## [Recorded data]

>> BEGIN

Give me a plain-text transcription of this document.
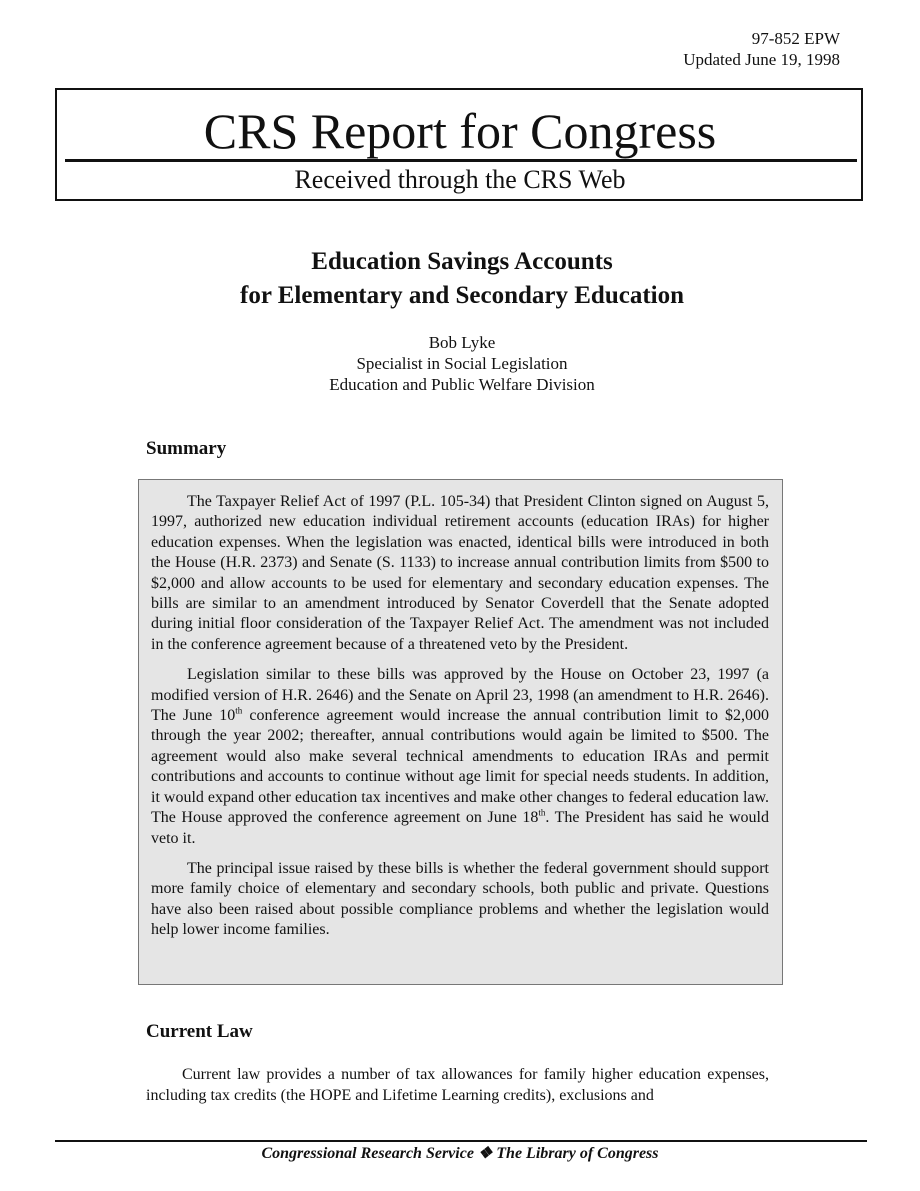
97-852 EPW
Updated June 19, 1998
CRS Report for Congress
Received through the CRS Web
Education Savings Accounts
for Elementary and Secondary Education
Bob Lyke
Specialist in Social Legislation
Education and Public Welfare Division
Summary

The Taxpayer Relief Act of 1997 (P.L. 105-34) that President Clinton signed on August 5, 1997, authorized new education individual retirement accounts (education IRAs) for higher education expenses. When the legislation was enacted, identical bills were introduced in both the House (H.R. 2373) and Senate (S. 1133) to increase annual contribution limits from $500 to $2,000 and allow accounts to be used for elementary and secondary education expenses. The bills are similar to an amendment introduced by Senator Coverdell that the Senate adopted during initial floor consideration of the Taxpayer Relief Act. The amendment was not included in the conference agreement because of a threatened veto by the President.

Legislation similar to these bills was approved by the House on October 23, 1997 (a modified version of H.R. 2646) and the Senate on April 23, 1998 (an amendment to H.R. 2646). The June 10th conference agreement would increase the annual contribution limit to $2,000 through the year 2002; thereafter, annual contributions would again be limited to $500. The agreement would also make several technical amendments to education IRAs and permit contributions and accounts to continue without age limit for special needs students. In addition, it would expand other education tax incentives and make other changes to federal education law. The House approved the conference agreement on June 18th. The President has said he would veto it.

The principal issue raised by these bills is whether the federal government should support more family choice of elementary and secondary schools, both public and private. Questions have also been raised about possible compliance problems and whether the legislation would help lower income families.

Current Law
Current law provides a number of tax allowances for family higher education expenses, including tax credits (the HOPE and Lifetime Learning credits), exclusions and
Congressional Research Service ❖ The Library of Congress
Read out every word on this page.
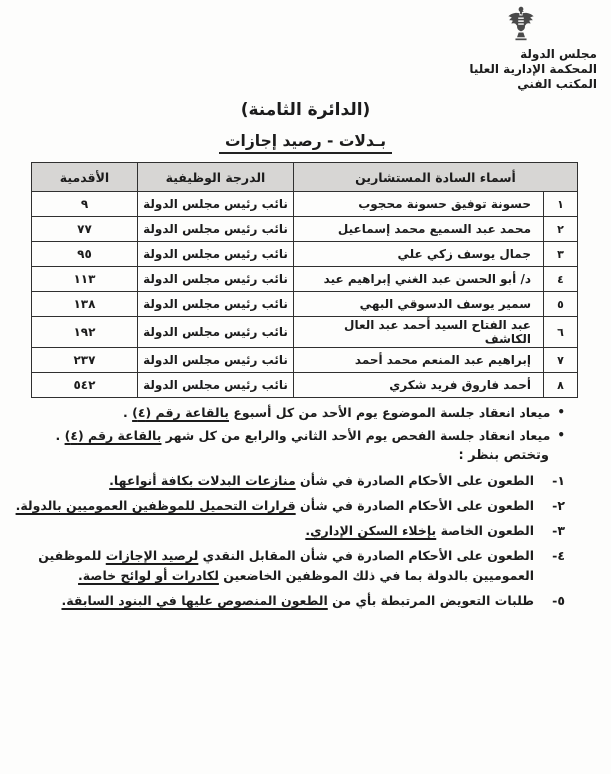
مجلس الدولة
المحكمة الإدارية العليا
المكتب الفني
(الدائرة الثامنة)
بـدلات - رصيد إجازات
أسماء السادة المستشارين		الدرجة الوظيفية	الأقدمية
١	حسونة توفيق حسونة محجوب	نائب رئيس مجلس الدولة	٩
٢	محمد عبد السميع محمد إسماعيل	نائب رئيس مجلس الدولة	٧٧
٣	جمال يوسف زكي علي	نائب رئيس مجلس الدولة	٩٥
٤	د/ أبو الحسن عبد الغني إبراهيم عيد	نائب رئيس مجلس الدولة	١١٣
٥	سمير يوسف الدسوقي البهي	نائب رئيس مجلس الدولة	١٣٨
٦	عبد الفتاح السيد أحمد عبد العال الكاشف	نائب رئيس مجلس الدولة	١٩٢
٧	إبراهيم عبد المنعم محمد أحمد	نائب رئيس مجلس الدولة	٢٣٧
٨	أحمد فاروق فريد شكري	نائب رئيس مجلس الدولة	٥٤٢
•
ميعاد انعقاد جلسة الموضوع يوم الأحد من كل أسبوع بالقاعة رقم (٤) .
•
ميعاد انعقاد جلسة الفحص يوم الأحد الثاني والرابع من كل شهر بالقاعة رقم (٤) .
وتختص بنظر :
١-
الطعون على الأحكام الصادرة في شأن منازعات البدلات بكافة أنواعها.
٢-
الطعون على الأحكام الصادرة في شأن قرارات التحميل للموظفين العموميين بالدولة.
٣-
الطعون الخاصة بإخلاء السكن الإداري.
٤-
الطعون على الأحكام الصادرة في شأن المقابل النقدي لرصيد الإجازات للموظفين العموميين بالدولة بما في ذلك الموظفين الخاضعين لكادرات أو لوائح خاصة.
٥-
طلبات التعويض المرتبطة بأي من الطعون المنصوص عليها في البنود السابقة.
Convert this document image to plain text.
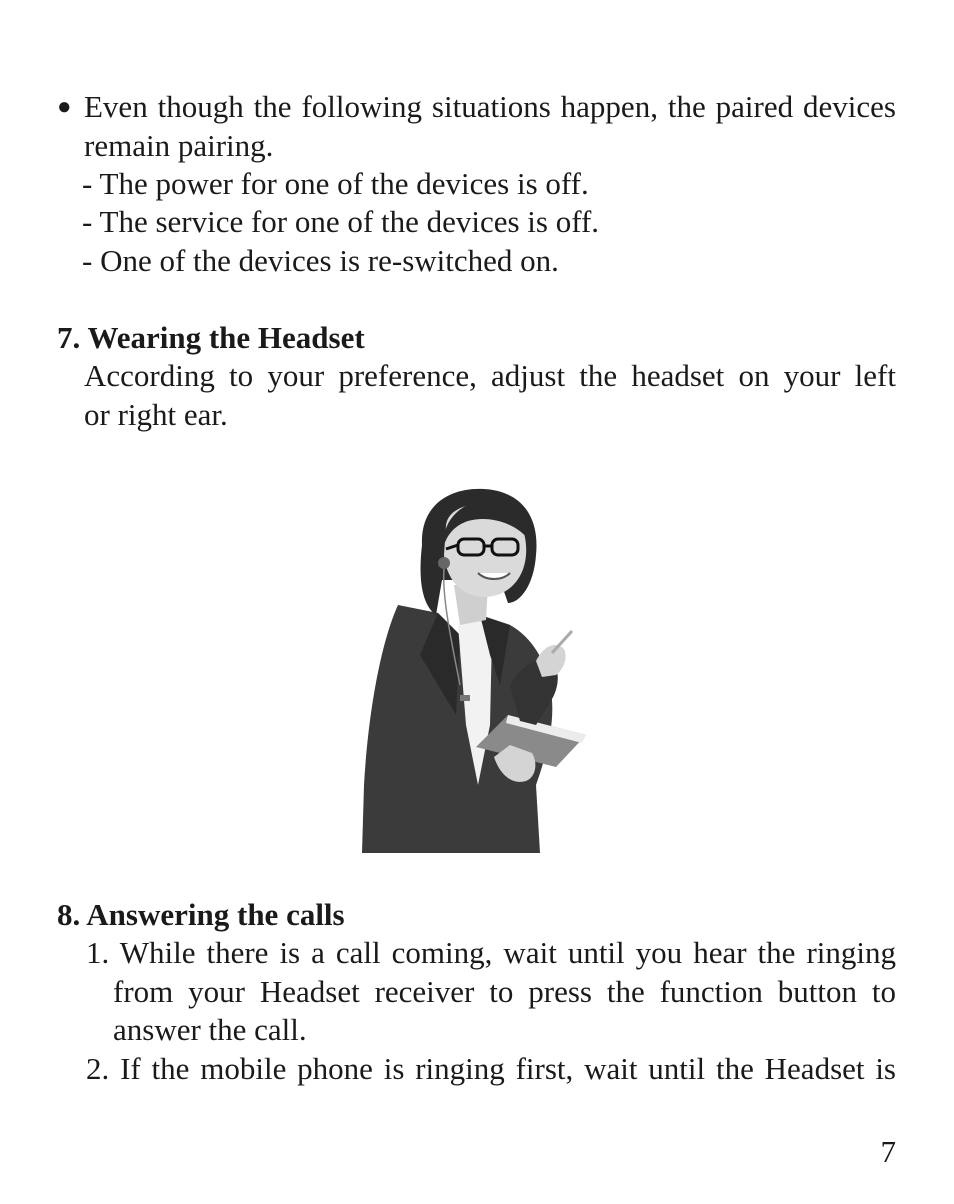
● Even though the following situations happen, the paired devices
remain pairing.
- The power for one of the devices is off.
- The service for one of the devices is off.
- One of the devices is re-switched on.
7. Wearing the Headset
According to your preference, adjust the headset on your left
or right ear.
8. Answering the calls
1. While there is a call coming, wait until you hear the ringing
from your Headset receiver to press the function button to
answer the call.
2. If the mobile phone is ringing first, wait until the Headset is
7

>> END

## [Given exercise]
Copy the records word for word, leaving no picture in the copy.

## [Exercise answer]
Give me a plain-text transcription of this document.
97-852 EPW
Updated June 19, 1998
CRS Report for Congress
Received through the CRS Web
Education Savings Accounts
for Elementary and Secondary Education
Bob Lyke
Specialist in Social Legislation
Education and Public Welfare Division
Summary

The Taxpayer Relief Act of 1997 (P.L. 105-34) that President Clinton signed on August 5, 1997, authorized new education individual retirement accounts (education IRAs) for higher education expenses. When the legislation was enacted, identical bills were introduced in both the House (H.R. 2373) and Senate (S. 1133) to increase annual contribution limits from $500 to $2,000 and allow accounts to be used for elementary and secondary education expenses. The bills are similar to an amendment introduced by Senator Coverdell that the Senate adopted during initial floor consideration of the Taxpayer Relief Act. The amendment was not included in the conference agreement because of a threatened veto by the President.

Legislation similar to these bills was approved by the House on October 23, 1997 (a modified version of H.R. 2646) and the Senate on April 23, 1998 (an amendment to H.R. 2646). The June 10th conference agreement would increase the annual contribution limit to $2,000 through the year 2002; thereafter, annual contributions would again be limited to $500. The agreement would also make several technical amendments to education IRAs and permit contributions and accounts to continue without age limit for special needs students. In addition, it would expand other education tax incentives and make other changes to federal education law. The House approved the conference agreement on June 18th. The President has said he would veto it.

The principal issue raised by these bills is whether the federal government should support more family choice of elementary and secondary schools, both public and private. Questions have also been raised about possible compliance problems and whether the legislation would help lower income families.

Current Law
Current law provides a number of tax allowances for family higher education expenses, including tax credits (the HOPE and Lifetime Learning credits), exclusions and
Congressional Research Service ❖ The Library of Congress
Read out every word on this page.
مجلس الدولة
المحكمة الإدارية العليا
المكتب الفني
(الدائرة الثامنة)
بـدلات - رصيد إجازات
أسماء السادة المستشارين		الدرجة الوظيفية	الأقدمية
١	حسونة توفيق حسونة محجوب	نائب رئيس مجلس الدولة	٩
٢	محمد عبد السميع محمد إسماعيل	نائب رئيس مجلس الدولة	٧٧
٣	جمال يوسف زكي علي	نائب رئيس مجلس الدولة	٩٥
٤	د/ أبو الحسن عبد الغني إبراهيم عيد	نائب رئيس مجلس الدولة	١١٣
٥	سمير يوسف الدسوقي البهي	نائب رئيس مجلس الدولة	١٣٨
٦	عبد الفتاح السيد أحمد عبد العال الكاشف	نائب رئيس مجلس الدولة	١٩٢
٧	إبراهيم عبد المنعم محمد أحمد	نائب رئيس مجلس الدولة	٢٣٧
٨	أحمد فاروق فريد شكري	نائب رئيس مجلس الدولة	٥٤٢
•
ميعاد انعقاد جلسة الموضوع يوم الأحد من كل أسبوع بالقاعة رقم (٤) .
•
ميعاد انعقاد جلسة الفحص يوم الأحد الثاني والرابع من كل شهر بالقاعة رقم (٤) .
وتختص بنظر :
١-
الطعون على الأحكام الصادرة في شأن منازعات البدلات بكافة أنواعها.
٢-
الطعون على الأحكام الصادرة في شأن قرارات التحميل للموظفين العموميين بالدولة.
٣-
الطعون الخاصة بإخلاء السكن الإداري.
٤-
الطعون على الأحكام الصادرة في شأن المقابل النقدي لرصيد الإجازات للموظفين العموميين بالدولة بما في ذلك الموظفين الخاضعين لكادرات أو لوائح خاصة.
٥-
طلبات التعويض المرتبطة بأي من الطعون المنصوص عليها في البنود السابقة.
Convert this document image to plain text.
● Even though the following situations happen, the paired devices
remain pairing.
- The power for one of the devices is off.
- The service for one of the devices is off.
- One of the devices is re-switched on.
7. Wearing the Headset
According to your preference, adjust the headset on your left
or right ear.
8. Answering the calls
1. While there is a call coming, wait until you hear the ringing
from your Headset receiver to press the function button to
answer the call.
2. If the mobile phone is ringing first, wait until the Headset is
7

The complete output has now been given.